*EXERCISE PROMPT*: Can you give all the records again without altering a single character?

*EXERCISE MATERIAL*:

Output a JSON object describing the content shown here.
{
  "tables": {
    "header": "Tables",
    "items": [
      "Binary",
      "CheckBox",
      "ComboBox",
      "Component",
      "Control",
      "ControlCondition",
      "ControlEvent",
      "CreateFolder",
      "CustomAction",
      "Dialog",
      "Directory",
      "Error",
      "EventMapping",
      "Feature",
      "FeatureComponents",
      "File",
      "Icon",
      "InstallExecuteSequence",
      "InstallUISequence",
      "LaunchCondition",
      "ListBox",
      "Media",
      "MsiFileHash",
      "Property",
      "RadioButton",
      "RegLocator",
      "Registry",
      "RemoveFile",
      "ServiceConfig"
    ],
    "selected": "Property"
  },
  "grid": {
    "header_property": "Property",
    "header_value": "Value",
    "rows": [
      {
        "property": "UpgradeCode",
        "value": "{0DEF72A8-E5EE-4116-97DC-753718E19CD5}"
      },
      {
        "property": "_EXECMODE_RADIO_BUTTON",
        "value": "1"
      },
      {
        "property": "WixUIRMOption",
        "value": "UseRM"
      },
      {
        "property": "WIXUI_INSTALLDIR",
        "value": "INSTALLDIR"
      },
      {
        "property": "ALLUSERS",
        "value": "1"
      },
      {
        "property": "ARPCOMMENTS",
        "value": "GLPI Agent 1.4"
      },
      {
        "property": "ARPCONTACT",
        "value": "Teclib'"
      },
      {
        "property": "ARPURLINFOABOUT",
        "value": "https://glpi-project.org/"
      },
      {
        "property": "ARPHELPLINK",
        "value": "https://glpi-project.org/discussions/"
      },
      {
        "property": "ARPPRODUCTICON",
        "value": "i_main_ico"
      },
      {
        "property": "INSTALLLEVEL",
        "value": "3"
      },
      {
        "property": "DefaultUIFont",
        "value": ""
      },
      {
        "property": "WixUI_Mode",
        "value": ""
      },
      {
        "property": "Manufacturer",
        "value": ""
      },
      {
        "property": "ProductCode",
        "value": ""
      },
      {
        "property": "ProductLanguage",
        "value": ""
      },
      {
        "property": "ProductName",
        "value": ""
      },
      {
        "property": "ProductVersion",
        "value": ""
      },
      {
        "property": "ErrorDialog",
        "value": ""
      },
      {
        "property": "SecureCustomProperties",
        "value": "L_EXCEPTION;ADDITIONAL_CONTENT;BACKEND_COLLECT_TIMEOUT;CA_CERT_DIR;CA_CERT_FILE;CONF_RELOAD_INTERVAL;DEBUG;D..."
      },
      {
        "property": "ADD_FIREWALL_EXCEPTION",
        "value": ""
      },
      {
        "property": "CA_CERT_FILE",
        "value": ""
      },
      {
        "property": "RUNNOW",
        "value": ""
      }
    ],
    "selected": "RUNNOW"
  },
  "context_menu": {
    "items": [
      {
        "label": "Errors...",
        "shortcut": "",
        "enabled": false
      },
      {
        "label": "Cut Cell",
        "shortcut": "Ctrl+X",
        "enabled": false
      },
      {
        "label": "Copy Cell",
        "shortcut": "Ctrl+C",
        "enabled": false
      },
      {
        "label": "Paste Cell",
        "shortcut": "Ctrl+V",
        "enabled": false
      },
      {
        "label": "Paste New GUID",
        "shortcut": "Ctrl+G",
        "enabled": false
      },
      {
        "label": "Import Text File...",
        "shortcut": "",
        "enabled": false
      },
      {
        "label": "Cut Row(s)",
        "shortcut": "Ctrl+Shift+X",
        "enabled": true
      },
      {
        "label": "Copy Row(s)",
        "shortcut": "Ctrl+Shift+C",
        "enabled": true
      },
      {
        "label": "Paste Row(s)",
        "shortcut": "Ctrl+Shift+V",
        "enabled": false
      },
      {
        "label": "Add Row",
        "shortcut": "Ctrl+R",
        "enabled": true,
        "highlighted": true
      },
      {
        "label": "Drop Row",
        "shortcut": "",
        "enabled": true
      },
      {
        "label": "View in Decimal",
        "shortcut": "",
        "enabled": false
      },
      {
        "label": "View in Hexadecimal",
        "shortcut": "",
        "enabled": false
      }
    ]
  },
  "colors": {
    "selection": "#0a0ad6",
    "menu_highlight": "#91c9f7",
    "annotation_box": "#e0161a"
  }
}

*RESPONSE FOR THIS EXERCISE*:
Output a JSON object describing the content shown here.
{
  "tables": {
    "header": "Tables",
    "items": [
      "Binary",
      "CheckBox",
      "ComboBox",
      "Component",
      "Control",
      "ControlCondition",
      "ControlEvent",
      "CreateFolder",
      "CustomAction",
      "Dialog",
      "Directory",
      "Error",
      "EventMapping",
      "Feature",
      "FeatureComponents",
      "File",
      "Icon",
      "InstallExecuteSequence",
      "InstallUISequence",
      "LaunchCondition",
      "ListBox",
      "Media",
      "MsiFileHash",
      "Property",
      "RadioButton",
      "RegLocator",
      "Registry",
      "RemoveFile",
      "ServiceConfig"
    ],
    "selected": "Property"
  },
  "grid": {
    "header_property": "Property",
    "header_value": "Value",
    "rows": [
      {
        "property": "UpgradeCode",
        "value": "{0DEF72A8-E5EE-4116-97DC-753718E19CD5}"
      },
      {
        "property": "_EXECMODE_RADIO_BUTTON",
        "value": "1"
      },
      {
        "property": "WixUIRMOption",
        "value": "UseRM"
      },
      {
        "property": "WIXUI_INSTALLDIR",
        "value": "INSTALLDIR"
      },
      {
        "property": "ALLUSERS",
        "value": "1"
      },
      {
        "property": "ARPCOMMENTS",
        "value": "GLPI Agent 1.4"
      },
      {
        "property": "ARPCONTACT",
        "value": "Teclib'"
      },
      {
        "property": "ARPURLINFOABOUT",
        "value": "https://glpi-project.org/"
      },
      {
        "property": "ARPHELPLINK",
        "value": "https://glpi-project.org/discussions/"
      },
      {
        "property": "ARPPRODUCTICON",
        "value": "i_main_ico"
      },
      {
        "property": "INSTALLLEVEL",
        "value": "3"
      },
      {
        "property": "DefaultUIFont",
        "value": ""
      },
      {
        "property": "WixUI_Mode",
        "value": ""
      },
      {
        "property": "Manufacturer",
        "value": ""
      },
      {
        "property": "ProductCode",
        "value": ""
      },
      {
        "property": "ProductLanguage",
        "value": ""
      },
      {
        "property": "ProductName",
        "value": ""
      },
      {
        "property": "ProductVersion",
        "value": ""
      },
      {
        "property": "ErrorDialog",
        "value": ""
      },
      {
        "property": "SecureCustomProperties",
        "value": "L_EXCEPTION;ADDITIONAL_CONTENT;BACKEND_COLLECT_TIMEOUT;CA_CERT_DIR;CA_CERT_FILE;CONF_RELOAD_INTERVAL;DEBUG;D..."
      },
      {
        "property": "ADD_FIREWALL_EXCEPTION",
        "value": ""
      },
      {
        "property": "CA_CERT_FILE",
        "value": ""
      },
      {
        "property": "RUNNOW",
        "value": ""
      }
    ],
    "selected": "RUNNOW"
  },
  "context_menu": {
    "items": [
      {
        "label": "Errors...",
        "shortcut": "",
        "enabled": false
      },
      {
        "label": "Cut Cell",
        "shortcut": "Ctrl+X",
        "enabled": false
      },
      {
        "label": "Copy Cell",
        "shortcut": "Ctrl+C",
        "enabled": false
      },
      {
        "label": "Paste Cell",
        "shortcut": "Ctrl+V",
        "enabled": false
      },
      {
        "label": "Paste New GUID",
        "shortcut": "Ctrl+G",
        "enabled": false
      },
      {
        "label": "Import Text File...",
        "shortcut": "",
        "enabled": false
      },
      {
        "label": "Cut Row(s)",
        "shortcut": "Ctrl+Shift+X",
        "enabled": true
      },
      {
        "label": "Copy Row(s)",
        "shortcut": "Ctrl+Shift+C",
        "enabled": true
      },
      {
        "label": "Paste Row(s)",
        "shortcut": "Ctrl+Shift+V",
        "enabled": false
      },
      {
        "label": "Add Row",
        "shortcut": "Ctrl+R",
        "enabled": true,
        "highlighted": true
      },
      {
        "label": "Drop Row",
        "shortcut": "",
        "enabled": true
      },
      {
        "label": "View in Decimal",
        "shortcut": "",
        "enabled": false
      },
      {
        "label": "View in Hexadecimal",
        "shortcut": "",
        "enabled": false
      }
    ]
  },
  "colors": {
    "selection": "#0a0ad6",
    "menu_highlight": "#91c9f7",
    "annotation_box": "#e0161a"
  }
}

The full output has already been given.